::: Выбранный текст :::
Как видим, не принимавшие до XII столетия крещение жители Ростова поклонялись не Кугу-Юмо или Нишкепазу, а Велесу, хорошо известному по источникам славянскому Божеству. Велес/Волос упоминается в договорах Олега и Святослава с Византией, в «Слове о полку Игореве», в «Житии князя Владимира» сообщается, что его идола скинули в Почайну при крещении столицы Руси, а следы его в фольклоре простираются вплоть до Чехии. Велс (Виелона, Велняс) почитался и балтскими племенами.
В конце того же столетия князь Константин обратил в христианство Муром. Сложенная в его честь «похвала» после перечисления с явным знанием дела языческой обрядности вроде почитания и увешивания «убрусами» дуплистых деревьев, погребения с покойником коней и древолазной снасти, завершает.
«Идѣже убо в Муромстей области пройдеши, нигдѣ не услышиши проклятых многобожных имянъ – ни Перуна, ни Дажбога, ни Мокоша»[126].
Невзирая на небольшие описки, в упоминаемых Богах сложно заподозрить каких-то финских идолов. Это опять-таки отлично известные по источникам Перун, Дажбог и Мокошь, чей культ оставил следы практически по всей славянщине до Сербии и южных берегов Балтики, и совершенно неизвестен финским народам.
:::
**Цель задания:**
Ответьте по выбранному тексту:
(a) Какому божеству поклонялись жители Ростова, не принимавшие крещения до XII столетия?
(b) Какой князь обратил в христианство Муром?
(c) Каких трех богов называет «похвала», имена которых больше не услышишь в Муромской области?
Отвечайте, опираясь только на выбранный текст.
::: Фрагмент данных :::
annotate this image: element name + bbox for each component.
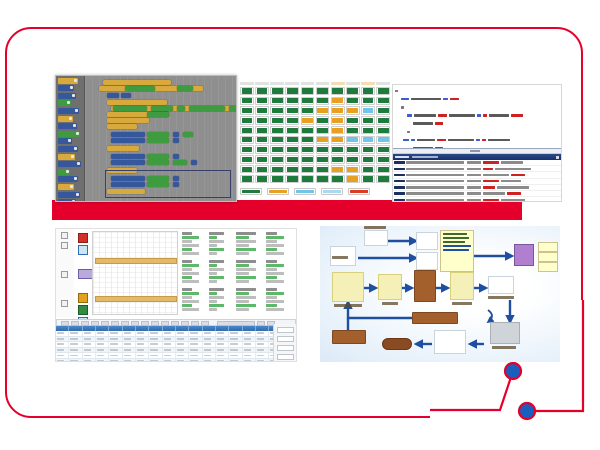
:::
**Результат упражнения:**
(a) Велесу.
(b) Князь Константин.
(c) Перуна, Дажбога и Мокошь.